● STATED EXERCISE: Restate each of the lines below word for word and drop every picture.

════════════════════

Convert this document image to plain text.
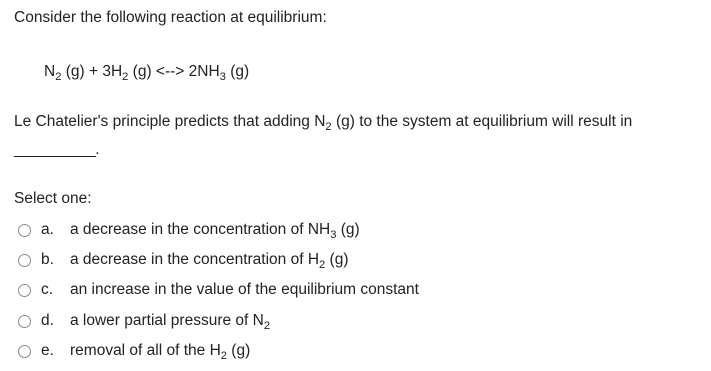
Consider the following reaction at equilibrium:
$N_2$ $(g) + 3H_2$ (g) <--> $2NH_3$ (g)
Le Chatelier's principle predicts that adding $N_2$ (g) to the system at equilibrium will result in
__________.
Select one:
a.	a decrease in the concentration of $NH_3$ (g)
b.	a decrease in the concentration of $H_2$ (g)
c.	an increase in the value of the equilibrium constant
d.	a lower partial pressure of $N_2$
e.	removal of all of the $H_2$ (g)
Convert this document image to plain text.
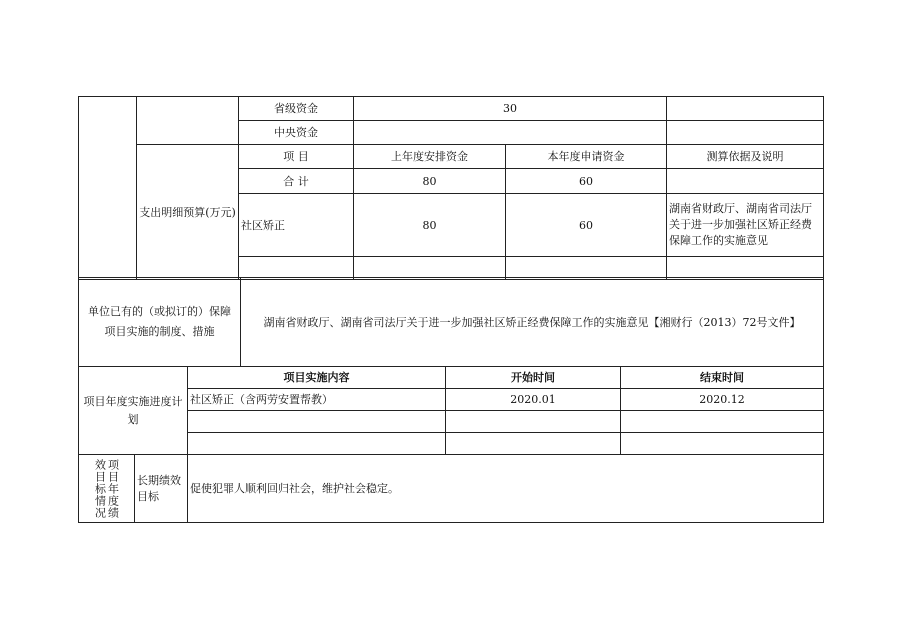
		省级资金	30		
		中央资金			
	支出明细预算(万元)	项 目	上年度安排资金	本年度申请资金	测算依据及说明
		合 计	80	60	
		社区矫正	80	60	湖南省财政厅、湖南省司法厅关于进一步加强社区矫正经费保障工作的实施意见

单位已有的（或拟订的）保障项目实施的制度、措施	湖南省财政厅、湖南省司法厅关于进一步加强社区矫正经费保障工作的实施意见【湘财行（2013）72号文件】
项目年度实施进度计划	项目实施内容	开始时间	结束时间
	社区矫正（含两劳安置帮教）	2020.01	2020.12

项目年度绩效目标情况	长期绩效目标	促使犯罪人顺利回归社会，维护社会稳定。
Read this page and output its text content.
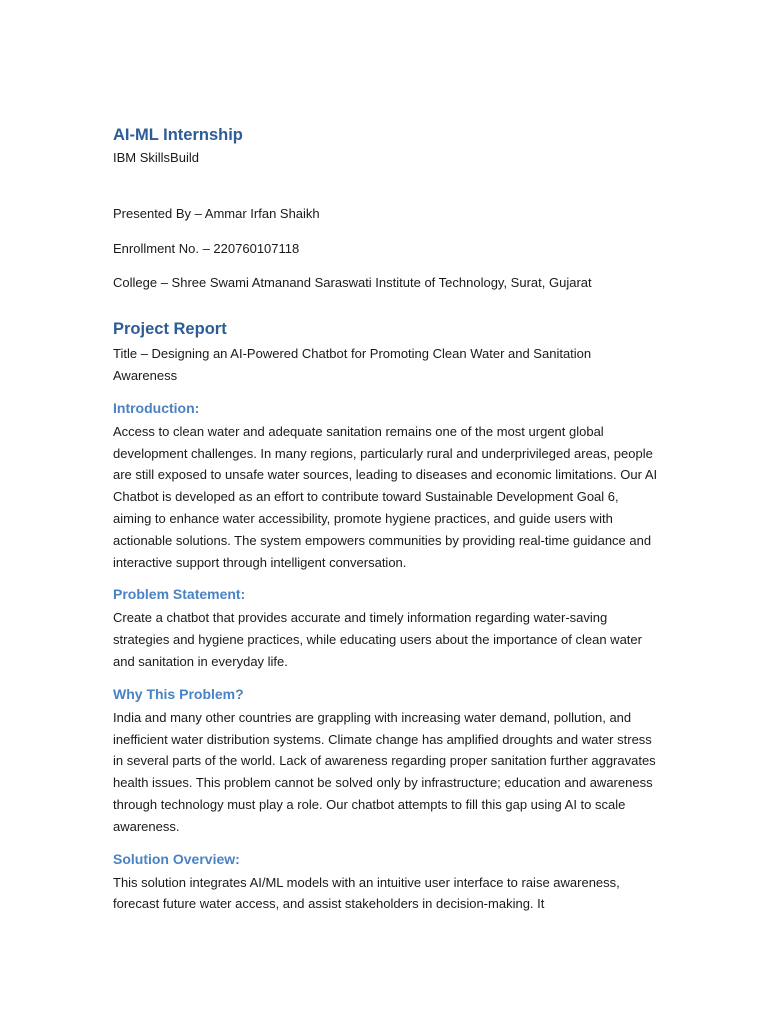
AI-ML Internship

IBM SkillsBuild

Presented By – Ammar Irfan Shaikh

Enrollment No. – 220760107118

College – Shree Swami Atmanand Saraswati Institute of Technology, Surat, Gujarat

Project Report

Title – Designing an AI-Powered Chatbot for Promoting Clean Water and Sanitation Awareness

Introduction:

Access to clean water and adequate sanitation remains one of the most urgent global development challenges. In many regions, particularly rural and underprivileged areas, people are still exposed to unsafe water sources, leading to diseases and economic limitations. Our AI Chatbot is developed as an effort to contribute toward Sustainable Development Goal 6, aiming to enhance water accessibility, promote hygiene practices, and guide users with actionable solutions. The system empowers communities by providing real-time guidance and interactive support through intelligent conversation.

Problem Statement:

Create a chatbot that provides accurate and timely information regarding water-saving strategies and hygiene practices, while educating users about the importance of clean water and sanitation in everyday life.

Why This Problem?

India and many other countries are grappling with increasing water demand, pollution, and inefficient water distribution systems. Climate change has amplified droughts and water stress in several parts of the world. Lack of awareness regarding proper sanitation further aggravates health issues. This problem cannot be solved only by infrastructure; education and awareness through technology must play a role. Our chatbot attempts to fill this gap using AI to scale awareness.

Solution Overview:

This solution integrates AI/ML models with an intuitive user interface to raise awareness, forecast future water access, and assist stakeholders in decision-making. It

════════════════════

● CORRECT ANSWER:
Convert this document image to plain text.
Consider the following reaction at equilibrium:
$N_2$ $(g) + 3H_2$ (g) <--> $2NH_3$ (g)
Le Chatelier's principle predicts that adding $N_2$ (g) to the system at equilibrium will result in
__________.
Select one:
a.	a decrease in the concentration of $NH_3$ (g)
b.	a decrease in the concentration of $H_2$ (g)
c.	an increase in the value of the equilibrium constant
d.	a lower partial pressure of $N_2$
e.	removal of all of the $H_2$ (g)
Convert this document image to plain text.
		省级资金	30		
		中央资金			
	支出明细预算(万元)	项 目	上年度安排资金	本年度申请资金	测算依据及说明
		合 计	80	60	
		社区矫正	80	60	湖南省财政厅、湖南省司法厅关于进一步加强社区矫正经费保障工作的实施意见

单位已有的（或拟订的）保障项目实施的制度、措施	湖南省财政厅、湖南省司法厅关于进一步加强社区矫正经费保障工作的实施意见【湘财行（2013）72号文件】
项目年度实施进度计划	项目实施内容	开始时间	结束时间
	社区矫正（含两劳安置帮教）	2020.01	2020.12

项目年度绩效目标情况	长期绩效目标	促使犯罪人顺利回归社会，维护社会稳定。
Read this page and output its text content.
AI-ML Internship

IBM SkillsBuild

Presented By – Ammar Irfan Shaikh

Enrollment No. – 220760107118

College – Shree Swami Atmanand Saraswati Institute of Technology, Surat, Gujarat

Project Report

Title – Designing an AI-Powered Chatbot for Promoting Clean Water and Sanitation Awareness

Introduction:

Access to clean water and adequate sanitation remains one of the most urgent global development challenges. In many regions, particularly rural and underprivileged areas, people are still exposed to unsafe water sources, leading to diseases and economic limitations. Our AI Chatbot is developed as an effort to contribute toward Sustainable Development Goal 6, aiming to enhance water accessibility, promote hygiene practices, and guide users with actionable solutions. The system empowers communities by providing real-time guidance and interactive support through intelligent conversation.

Problem Statement:

Create a chatbot that provides accurate and timely information regarding water-saving strategies and hygiene practices, while educating users about the importance of clean water and sanitation in everyday life.

Why This Problem?

India and many other countries are grappling with increasing water demand, pollution, and inefficient water distribution systems. Climate change has amplified droughts and water stress in several parts of the world. Lack of awareness regarding proper sanitation further aggravates health issues. This problem cannot be solved only by infrastructure; education and awareness through technology must play a role. Our chatbot attempts to fill this gap using AI to scale awareness.

Solution Overview:

This solution integrates AI/ML models with an intuitive user interface to raise awareness, forecast future water access, and assist stakeholders in decision-making. It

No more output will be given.